-- Rows from a figure dataset --
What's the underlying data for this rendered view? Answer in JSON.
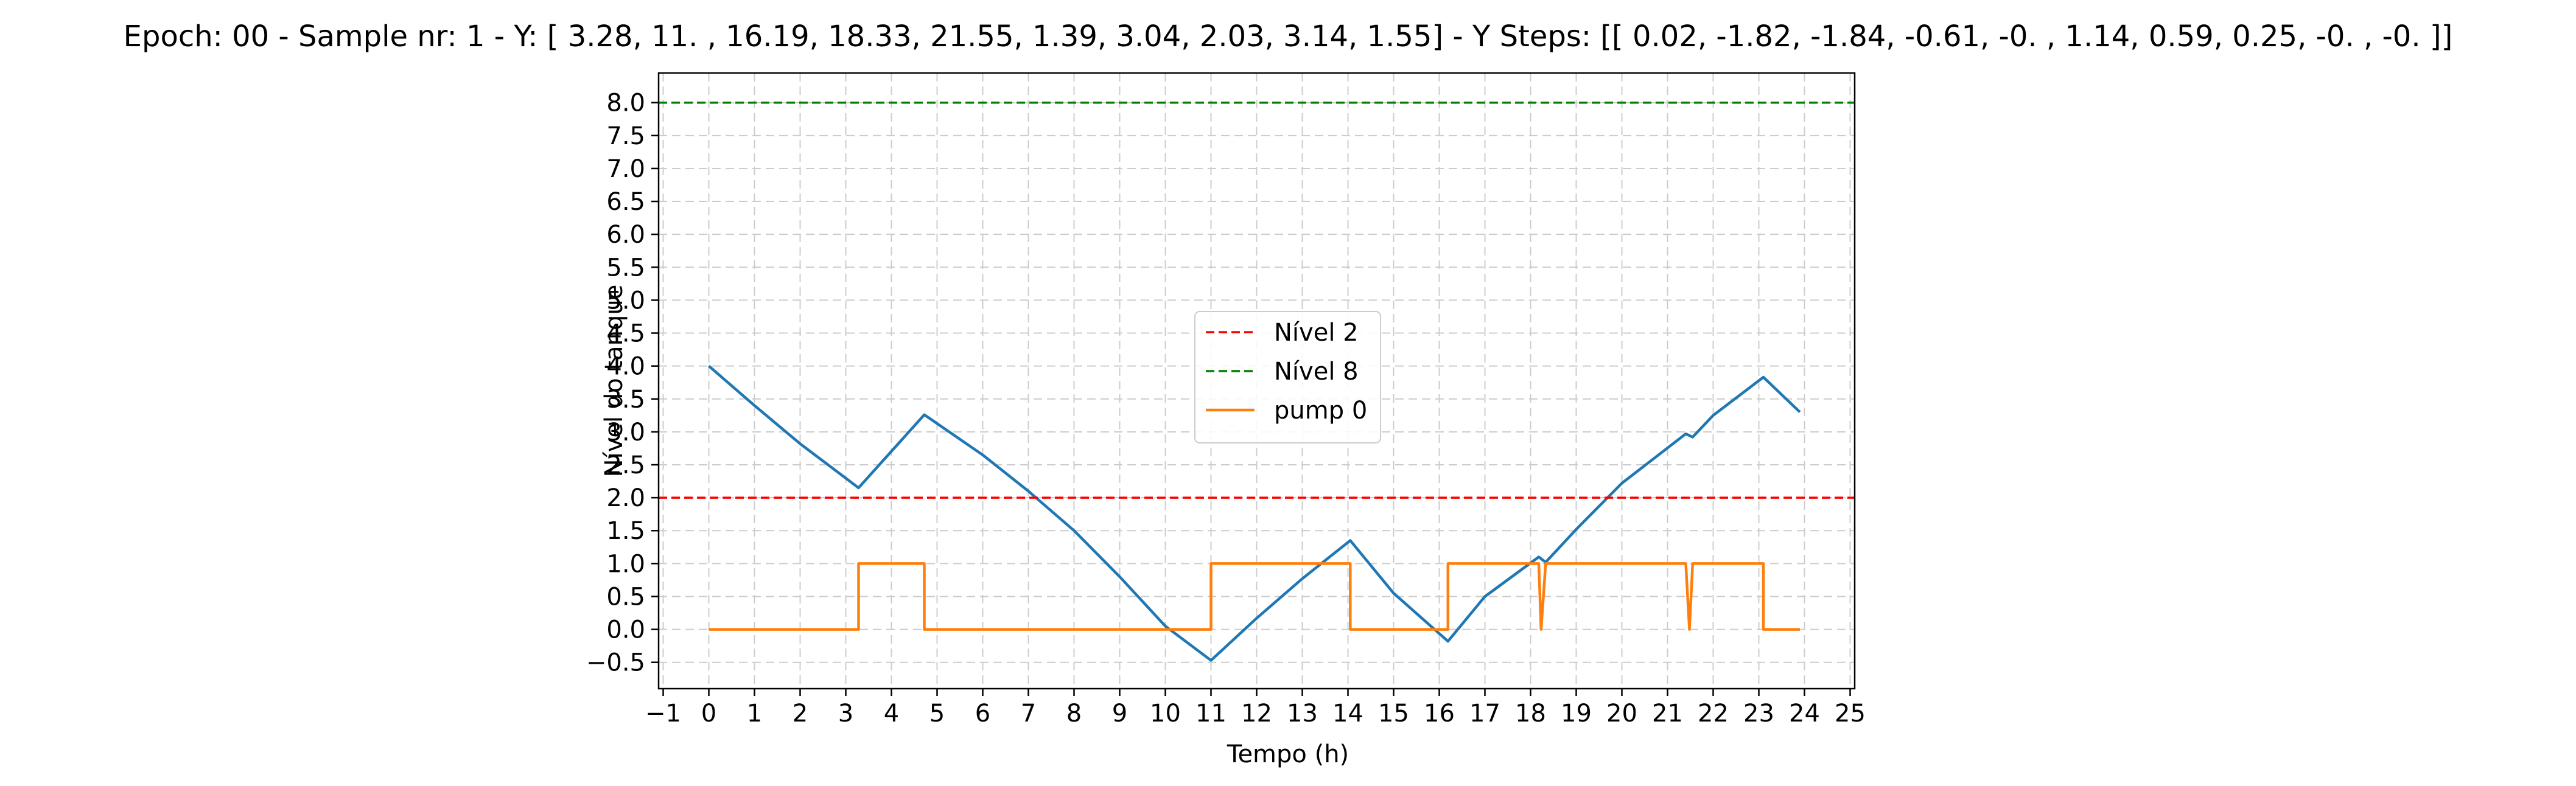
{
  "chart_data": {
    "type": "line",
    "title": "Epoch: 00 - Sample nr: 1 - Y: [ 3.28, 11.  , 16.19, 18.33, 21.55,  1.39,  3.04,  2.03,  3.14,  1.55] - Y Steps: [[ 0.02, -1.82, -1.84, -0.61, -0.  ,  1.14,  0.59,  0.25, -0.  , -0.  ]]",
    "xlabel": "Tempo (h)",
    "ylabel": "Nível do tanque",
    "xlim": [
      -1.1,
      25.1
    ],
    "ylim": [
      -0.9,
      8.45
    ],
    "x_ticks": [
      -1,
      0,
      1,
      2,
      3,
      4,
      5,
      6,
      7,
      8,
      9,
      10,
      11,
      12,
      13,
      14,
      15,
      16,
      17,
      18,
      19,
      20,
      21,
      22,
      23,
      24,
      25
    ],
    "x_tick_labels": [
      "−1",
      "0",
      "1",
      "2",
      "3",
      "4",
      "5",
      "6",
      "7",
      "8",
      "9",
      "10",
      "11",
      "12",
      "13",
      "14",
      "15",
      "16",
      "17",
      "18",
      "19",
      "20",
      "21",
      "22",
      "23",
      "24",
      "25"
    ],
    "y_ticks": [
      -0.5,
      0.0,
      0.5,
      1.0,
      1.5,
      2.0,
      2.5,
      3.0,
      3.5,
      4.0,
      4.5,
      5.0,
      5.5,
      6.0,
      6.5,
      7.0,
      7.5,
      8.0
    ],
    "y_tick_labels": [
      "−0.5",
      "0.0",
      "0.5",
      "1.0",
      "1.5",
      "2.0",
      "2.5",
      "3.0",
      "3.5",
      "4.0",
      "4.5",
      "5.0",
      "5.5",
      "6.0",
      "6.5",
      "7.0",
      "7.5",
      "8.0"
    ],
    "grid": true,
    "legend_position": "center",
    "series": [
      {
        "color": "#1f77b4",
        "style": "solid",
        "in_legend": false,
        "x": [
          0,
          1,
          2,
          3.28,
          4.72,
          6,
          7,
          8,
          9,
          10,
          11,
          12,
          13,
          14.05,
          15,
          16.19,
          17,
          18.18,
          18.33,
          19,
          20,
          21.4,
          21.55,
          22,
          23.1,
          23.9
        ],
        "y": [
          4.0,
          3.4,
          2.82,
          2.15,
          3.26,
          2.65,
          2.1,
          1.5,
          0.8,
          0.05,
          -0.47,
          0.17,
          0.77,
          1.35,
          0.55,
          -0.18,
          0.5,
          1.1,
          1.02,
          1.52,
          2.22,
          2.97,
          2.92,
          3.25,
          3.83,
          3.3
        ]
      },
      {
        "name": "Nível 2",
        "color": "#ff0000",
        "style": "dashed",
        "in_legend": true,
        "x": [
          -1.1,
          25.1
        ],
        "y": [
          2.0,
          2.0
        ]
      },
      {
        "name": "Nível 8",
        "color": "#008000",
        "style": "dashed",
        "in_legend": true,
        "x": [
          -1.1,
          25.1
        ],
        "y": [
          8.0,
          8.0
        ]
      },
      {
        "name": "pump 0",
        "color": "#ff7f0e",
        "style": "solid",
        "in_legend": true,
        "x": [
          0,
          3.28,
          3.28,
          4.72,
          4.72,
          11.0,
          11.0,
          14.05,
          14.05,
          16.19,
          16.19,
          18.18,
          18.23,
          18.33,
          21.4,
          21.48,
          21.55,
          23.1,
          23.1,
          23.9
        ],
        "y": [
          0,
          0,
          1,
          1,
          0,
          0,
          1,
          1,
          0,
          0,
          1,
          1,
          0,
          1,
          1,
          0,
          1,
          1,
          0,
          0
        ]
      }
    ]
  }
}
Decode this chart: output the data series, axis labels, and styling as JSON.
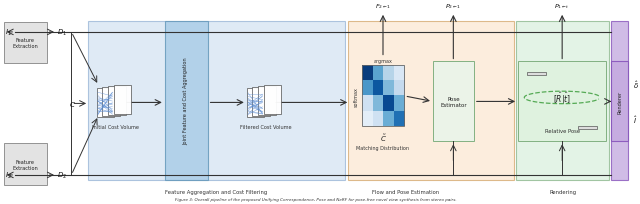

-- What you will do --
Every record above should be transcribed exactly; the pictures stay out of the copy.

-- Exercise response --
What's the underlying data for this rendered view? Answer in JSON.
{
  "chart_data": {
    "type": "line",
    "title": "Epoch: 00 - Sample nr: 1 - Y: [ 3.28, 11.  , 16.19, 18.33, 21.55,  1.39,  3.04,  2.03,  3.14,  1.55] - Y Steps: [[ 0.02, -1.82, -1.84, -0.61, -0.  ,  1.14,  0.59,  0.25, -0.  , -0.  ]]",
    "xlabel": "Tempo (h)",
    "ylabel": "Nível do tanque",
    "xlim": [
      -1.1,
      25.1
    ],
    "ylim": [
      -0.9,
      8.45
    ],
    "x_ticks": [
      -1,
      0,
      1,
      2,
      3,
      4,
      5,
      6,
      7,
      8,
      9,
      10,
      11,
      12,
      13,
      14,
      15,
      16,
      17,
      18,
      19,
      20,
      21,
      22,
      23,
      24,
      25
    ],
    "x_tick_labels": [
      "−1",
      "0",
      "1",
      "2",
      "3",
      "4",
      "5",
      "6",
      "7",
      "8",
      "9",
      "10",
      "11",
      "12",
      "13",
      "14",
      "15",
      "16",
      "17",
      "18",
      "19",
      "20",
      "21",
      "22",
      "23",
      "24",
      "25"
    ],
    "y_ticks": [
      -0.5,
      0.0,
      0.5,
      1.0,
      1.5,
      2.0,
      2.5,
      3.0,
      3.5,
      4.0,
      4.5,
      5.0,
      5.5,
      6.0,
      6.5,
      7.0,
      7.5,
      8.0
    ],
    "y_tick_labels": [
      "−0.5",
      "0.0",
      "0.5",
      "1.0",
      "1.5",
      "2.0",
      "2.5",
      "3.0",
      "3.5",
      "4.0",
      "4.5",
      "5.0",
      "5.5",
      "6.0",
      "6.5",
      "7.0",
      "7.5",
      "8.0"
    ],
    "grid": true,
    "legend_position": "center",
    "series": [
      {
        "color": "#1f77b4",
        "style": "solid",
        "in_legend": false,
        "x": [
          0,
          1,
          2,
          3.28,
          4.72,
          6,
          7,
          8,
          9,
          10,
          11,
          12,
          13,
          14.05,
          15,
          16.19,
          17,
          18.18,
          18.33,
          19,
          20,
          21.4,
          21.55,
          22,
          23.1,
          23.9
        ],
        "y": [
          4.0,
          3.4,
          2.82,
          2.15,
          3.26,
          2.65,
          2.1,
          1.5,
          0.8,
          0.05,
          -0.47,
          0.17,
          0.77,
          1.35,
          0.55,
          -0.18,
          0.5,
          1.1,
          1.02,
          1.52,
          2.22,
          2.97,
          2.92,
          3.25,
          3.83,
          3.3
        ]
      },
      {
        "name": "Nível 2",
        "color": "#ff0000",
        "style": "dashed",
        "in_legend": true,
        "x": [
          -1.1,
          25.1
        ],
        "y": [
          2.0,
          2.0
        ]
      },
      {
        "name": "Nível 8",
        "color": "#008000",
        "style": "dashed",
        "in_legend": true,
        "x": [
          -1.1,
          25.1
        ],
        "y": [
          8.0,
          8.0
        ]
      },
      {
        "name": "pump 0",
        "color": "#ff7f0e",
        "style": "solid",
        "in_legend": true,
        "x": [
          0,
          3.28,
          3.28,
          4.72,
          4.72,
          11.0,
          11.0,
          14.05,
          14.05,
          16.19,
          16.19,
          18.18,
          18.23,
          18.33,
          21.4,
          21.48,
          21.55,
          23.1,
          23.1,
          23.9
        ],
        "y": [
          0,
          0,
          1,
          1,
          0,
          0,
          1,
          1,
          0,
          0,
          1,
          1,
          0,
          1,
          1,
          0,
          1,
          1,
          0,
          0
        ]
      }
    ]
  }
}
Decode this chart: output the data series, axis labels, and styling as JSON.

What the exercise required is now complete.